# [Input material]
[BEGIN]

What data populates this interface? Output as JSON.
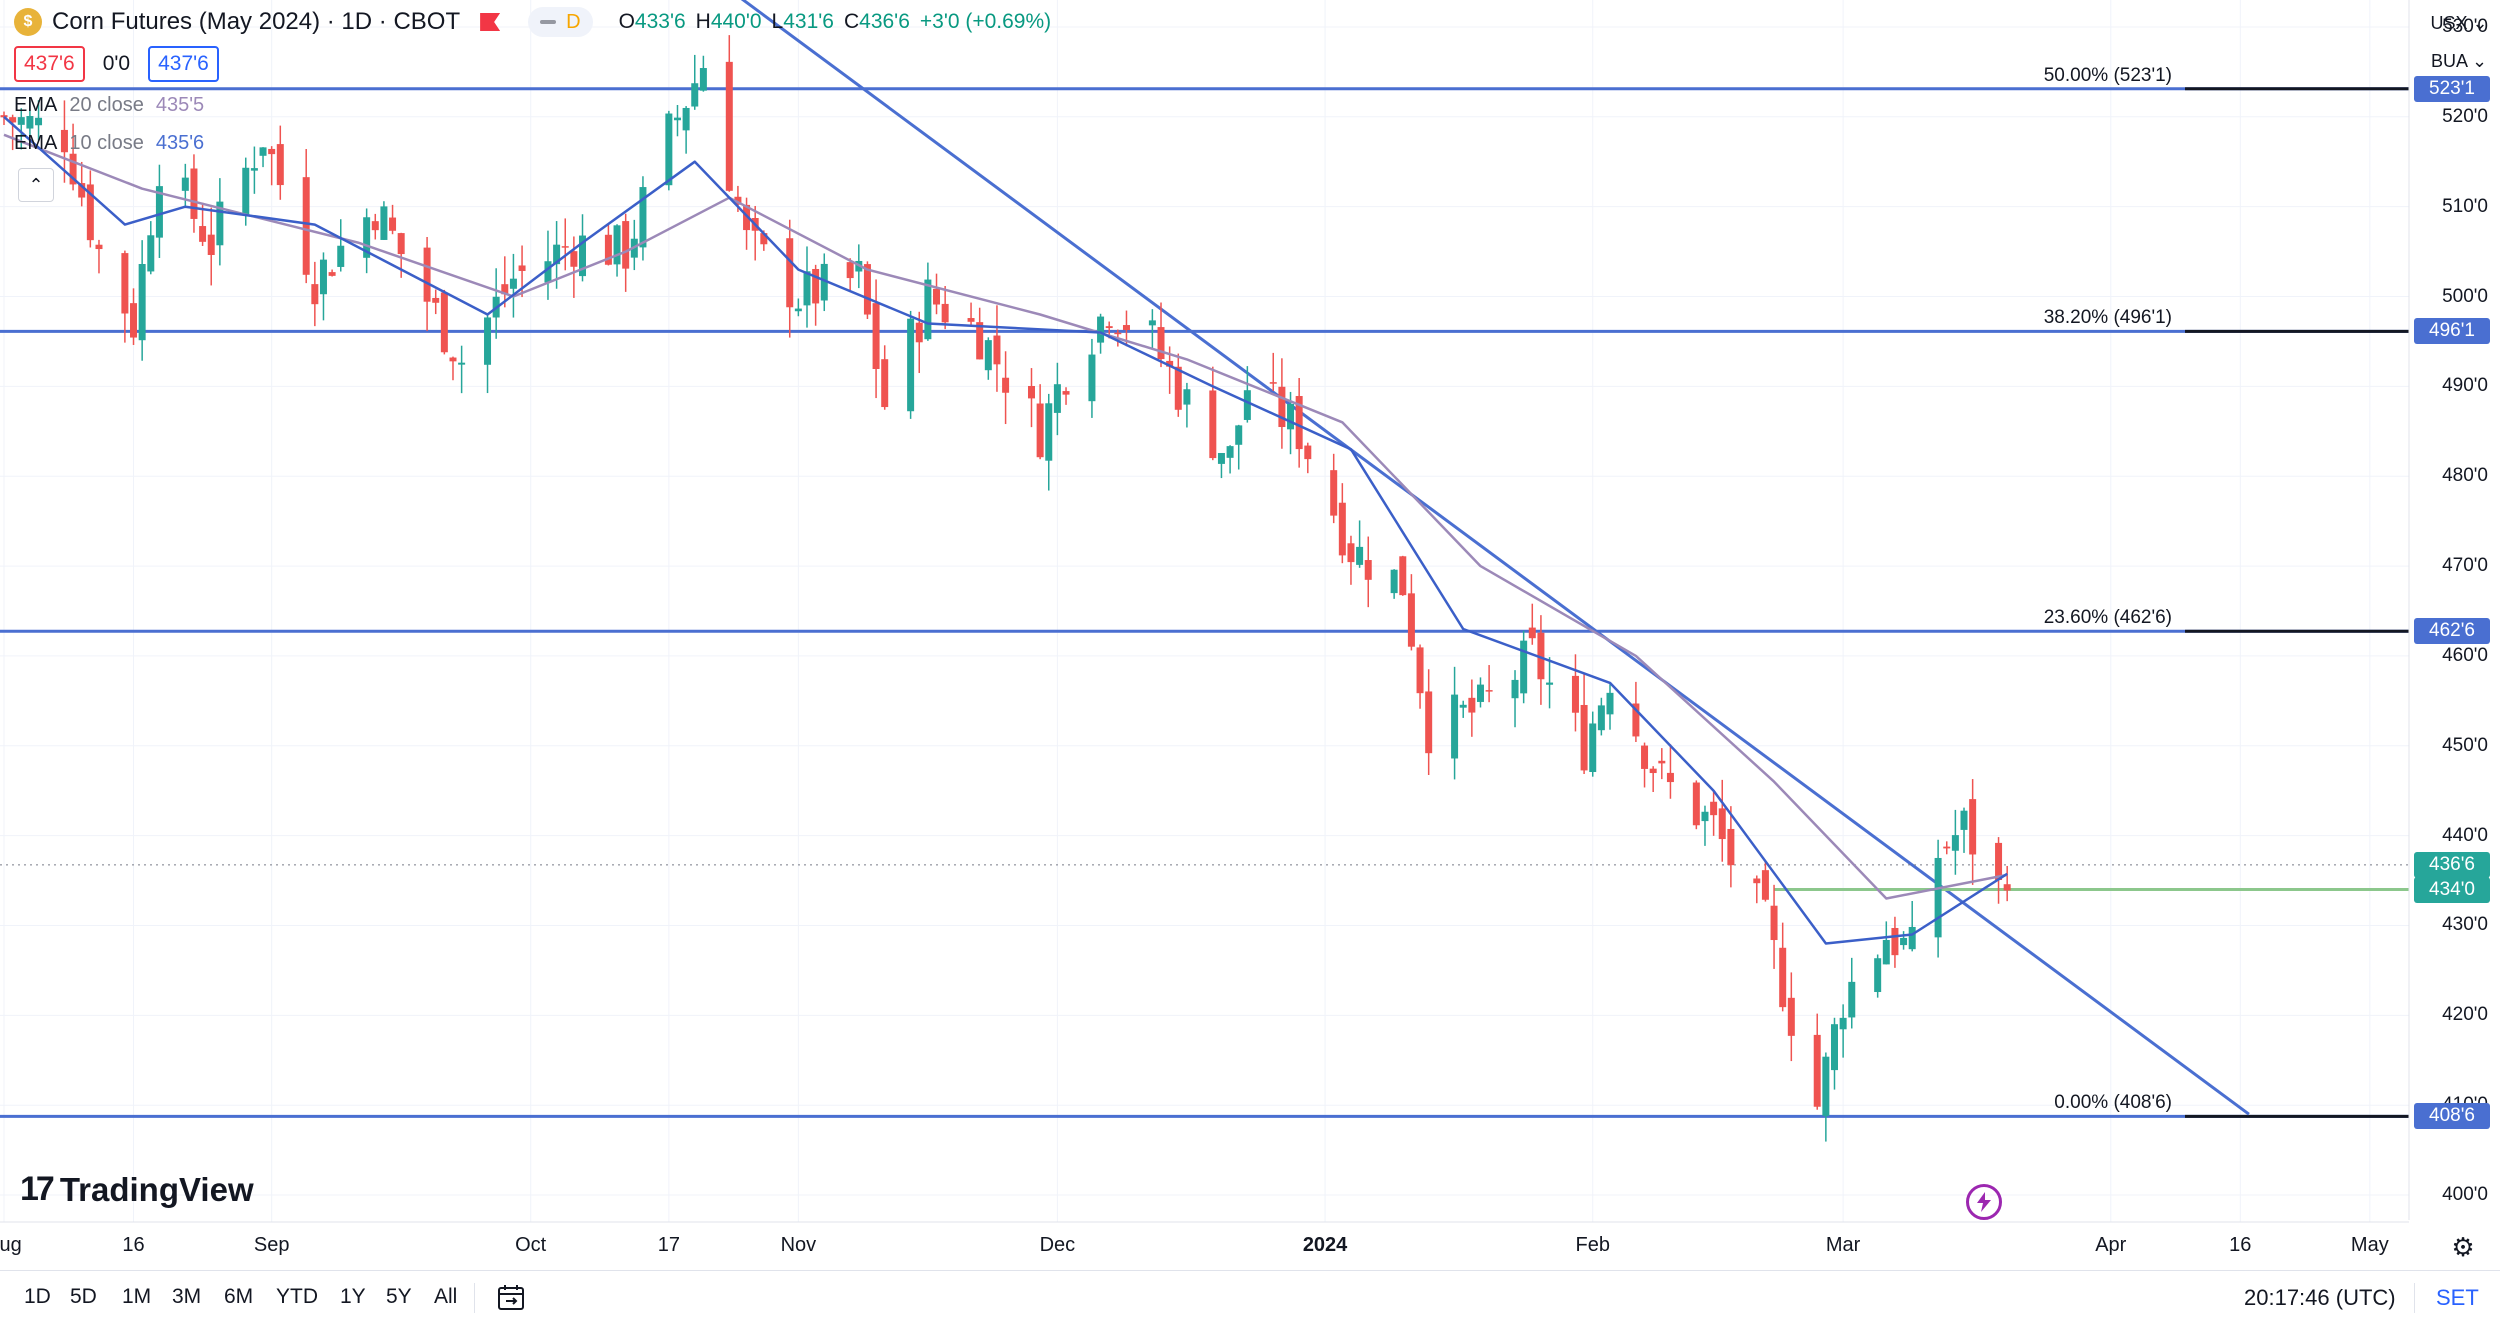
{
  "header": {
    "symbol_icon": "dollar-coin-icon",
    "symbol_glyph": "$",
    "title": "Corn Futures (May 2024) · 1D · CBOT",
    "interval_flag": "D",
    "ohlc": {
      "o_label": "O",
      "o_value": "433'6",
      "h_label": "H",
      "h_value": "440'0",
      "l_label": "L",
      "l_value": "431'6",
      "c_label": "C",
      "c_value": "436'6",
      "change": "+3'0 (+0.69%)"
    },
    "bid": "437'6",
    "spread": "0'0",
    "ask": "437'6",
    "ema20": {
      "name": "EMA",
      "params": "20 close",
      "value": "435'5"
    },
    "ema10": {
      "name": "EMA",
      "params": "10 close",
      "value": "435'6"
    },
    "collapse_glyph": "⌃"
  },
  "corner": {
    "unit": "USX ⌄",
    "type": "BUA ⌄"
  },
  "price_axis": [
    "530'0",
    "520'0",
    "510'0",
    "500'0",
    "490'0",
    "480'0",
    "470'0",
    "460'0",
    "450'0",
    "440'0",
    "430'0",
    "420'0",
    "410'0",
    "400'0"
  ],
  "price_axis_values": [
    530,
    520,
    510,
    500,
    490,
    480,
    470,
    460,
    450,
    440,
    430,
    420,
    410,
    400
  ],
  "price_tags": [
    {
      "label": "523'1",
      "value": 523.125,
      "color": "#4a6fd1"
    },
    {
      "label": "496'1",
      "value": 496.125,
      "color": "#4a6fd1"
    },
    {
      "label": "462'6",
      "value": 462.75,
      "color": "#4a6fd1"
    },
    {
      "label": "436'6",
      "value": 436.75,
      "color": "#26a69a"
    },
    {
      "label": "434'0",
      "value": 434.0,
      "color": "#26a69a"
    },
    {
      "label": "408'6",
      "value": 408.75,
      "color": "#4a6fd1"
    }
  ],
  "time_axis": [
    {
      "label": "Aug",
      "day": 0,
      "bold": false
    },
    {
      "label": "16",
      "day": 15,
      "bold": false
    },
    {
      "label": "Sep",
      "day": 31,
      "bold": false
    },
    {
      "label": "Oct",
      "day": 61,
      "bold": false
    },
    {
      "label": "17",
      "day": 77,
      "bold": false
    },
    {
      "label": "Nov",
      "day": 92,
      "bold": false
    },
    {
      "label": "Dec",
      "day": 122,
      "bold": false
    },
    {
      "label": "2024",
      "day": 153,
      "bold": true
    },
    {
      "label": "Feb",
      "day": 184,
      "bold": false
    },
    {
      "label": "Mar",
      "day": 213,
      "bold": false
    },
    {
      "label": "Apr",
      "day": 244,
      "bold": false
    },
    {
      "label": "16",
      "day": 259,
      "bold": false
    },
    {
      "label": "May",
      "day": 274,
      "bold": false
    }
  ],
  "fib_labels": [
    {
      "text": "50.00% (523'1)",
      "value": 523.125
    },
    {
      "text": "38.20% (496'1)",
      "value": 496.125
    },
    {
      "text": "23.60% (462'6)",
      "value": 462.75
    },
    {
      "text": "0.00% (408'6)",
      "value": 408.75
    }
  ],
  "logo": {
    "mark": "17",
    "word": "TradingView"
  },
  "icons": {
    "flash": "flash-icon",
    "settings": "gear-icon",
    "date_range": "calendar-range-icon"
  },
  "bottom_bar": {
    "ranges": [
      "1D",
      "5D",
      "1M",
      "3M",
      "6M",
      "YTD",
      "1Y",
      "5Y",
      "All"
    ],
    "time": "20:17:46 (UTC)",
    "set": "SET"
  },
  "chart_data": {
    "type": "candlestick",
    "title": "Corn Futures (May 2024) · 1D · CBOT",
    "xlabel": "",
    "ylabel": "",
    "date_range": [
      "2023-07-31",
      "2024-05-05"
    ],
    "ylim": [
      397,
      533
    ],
    "grid": true,
    "legend": "top-left",
    "colors": {
      "up": "#26a69a",
      "down": "#ef5350",
      "ema10": "#3b5fc8",
      "ema20": "#9c89b8",
      "levels": "#4a6fd1",
      "trendline": "#4a6fd1",
      "support": "#8cc78c"
    },
    "anchors": [
      {
        "date": "2023-07-31",
        "close": 520
      },
      {
        "date": "2023-08-07",
        "close": 518
      },
      {
        "date": "2023-08-11",
        "close": 505
      },
      {
        "date": "2023-08-15",
        "close": 497
      },
      {
        "date": "2023-08-18",
        "close": 515
      },
      {
        "date": "2023-08-24",
        "close": 506
      },
      {
        "date": "2023-08-30",
        "close": 518
      },
      {
        "date": "2023-09-05",
        "close": 502
      },
      {
        "date": "2023-09-12",
        "close": 510
      },
      {
        "date": "2023-09-19",
        "close": 498
      },
      {
        "date": "2023-09-22",
        "close": 493
      },
      {
        "date": "2023-09-28",
        "close": 502
      },
      {
        "date": "2023-10-05",
        "close": 506
      },
      {
        "date": "2023-10-11",
        "close": 505
      },
      {
        "date": "2023-10-16",
        "close": 518
      },
      {
        "date": "2023-10-20",
        "close": 526
      },
      {
        "date": "2023-10-25",
        "close": 506
      },
      {
        "date": "2023-10-31",
        "close": 500
      },
      {
        "date": "2023-11-07",
        "close": 502
      },
      {
        "date": "2023-11-10",
        "close": 488
      },
      {
        "date": "2023-11-15",
        "close": 500
      },
      {
        "date": "2023-11-21",
        "close": 496
      },
      {
        "date": "2023-11-28",
        "close": 485
      },
      {
        "date": "2023-12-01",
        "close": 492
      },
      {
        "date": "2023-12-06",
        "close": 499
      },
      {
        "date": "2023-12-11",
        "close": 495
      },
      {
        "date": "2023-12-15",
        "close": 488
      },
      {
        "date": "2023-12-20",
        "close": 482
      },
      {
        "date": "2023-12-22",
        "close": 490
      },
      {
        "date": "2023-12-28",
        "close": 485
      },
      {
        "date": "2024-01-03",
        "close": 472
      },
      {
        "date": "2024-01-09",
        "close": 468
      },
      {
        "date": "2024-01-12",
        "close": 452
      },
      {
        "date": "2024-01-18",
        "close": 454
      },
      {
        "date": "2024-01-24",
        "close": 460
      },
      {
        "date": "2024-01-30",
        "close": 450
      },
      {
        "date": "2024-02-02",
        "close": 458
      },
      {
        "date": "2024-02-08",
        "close": 446
      },
      {
        "date": "2024-02-14",
        "close": 441
      },
      {
        "date": "2024-02-20",
        "close": 430
      },
      {
        "date": "2024-02-26",
        "close": 410
      },
      {
        "date": "2024-02-29",
        "close": 422
      },
      {
        "date": "2024-03-05",
        "close": 429
      },
      {
        "date": "2024-03-08",
        "close": 427
      },
      {
        "date": "2024-03-11",
        "close": 438
      },
      {
        "date": "2024-03-14",
        "close": 441
      },
      {
        "date": "2024-03-18",
        "close": 434
      },
      {
        "date": "2024-03-19",
        "close": 436.75
      }
    ],
    "ema10_points": [
      {
        "date": "2023-07-31",
        "value": 520
      },
      {
        "date": "2023-08-14",
        "value": 508
      },
      {
        "date": "2023-08-21",
        "value": 510
      },
      {
        "date": "2023-09-05",
        "value": 508
      },
      {
        "date": "2023-09-25",
        "value": 498
      },
      {
        "date": "2023-10-06",
        "value": 506
      },
      {
        "date": "2023-10-19",
        "value": 515
      },
      {
        "date": "2023-10-31",
        "value": 503
      },
      {
        "date": "2023-11-15",
        "value": 497
      },
      {
        "date": "2023-12-05",
        "value": 496
      },
      {
        "date": "2023-12-18",
        "value": 490
      },
      {
        "date": "2024-01-03",
        "value": 483
      },
      {
        "date": "2024-01-16",
        "value": 463
      },
      {
        "date": "2024-02-02",
        "value": 457
      },
      {
        "date": "2024-02-14",
        "value": 445
      },
      {
        "date": "2024-02-27",
        "value": 428
      },
      {
        "date": "2024-03-08",
        "value": 429
      },
      {
        "date": "2024-03-19",
        "value": 435.75
      }
    ],
    "ema20_points": [
      {
        "date": "2023-07-31",
        "value": 518
      },
      {
        "date": "2023-08-16",
        "value": 512
      },
      {
        "date": "2023-09-10",
        "value": 506
      },
      {
        "date": "2023-09-28",
        "value": 500
      },
      {
        "date": "2023-10-11",
        "value": 505
      },
      {
        "date": "2023-10-23",
        "value": 511
      },
      {
        "date": "2023-11-08",
        "value": 503
      },
      {
        "date": "2023-11-28",
        "value": 498
      },
      {
        "date": "2023-12-15",
        "value": 493
      },
      {
        "date": "2024-01-02",
        "value": 486
      },
      {
        "date": "2024-01-18",
        "value": 470
      },
      {
        "date": "2024-02-05",
        "value": 460
      },
      {
        "date": "2024-02-21",
        "value": 446
      },
      {
        "date": "2024-03-05",
        "value": 433
      },
      {
        "date": "2024-03-19",
        "value": 435.625
      }
    ],
    "fib_levels": [
      {
        "ratio": "50.00%",
        "price": 523.125
      },
      {
        "ratio": "38.20%",
        "price": 496.125
      },
      {
        "ratio": "23.60%",
        "price": 462.75
      },
      {
        "ratio": "0.00%",
        "price": 408.75
      }
    ],
    "trendline": {
      "from": {
        "date": "2023-10-19",
        "price": 537
      },
      "to": {
        "date": "2024-04-16",
        "price": 409
      }
    },
    "support_line": {
      "from": {
        "date": "2024-02-21",
        "price": 434
      },
      "price": 434
    },
    "current_price": 436.75
  }
}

[END]

# [Exercise task]
Report each line in the preceding entries that holds the string "text".

# [Final result]
      "text": "50.00% (523'1)",
      "text": "38.20% (496'1)",
      "text": "23.60% (462'6)",
      "text": "0.00% (408'6)",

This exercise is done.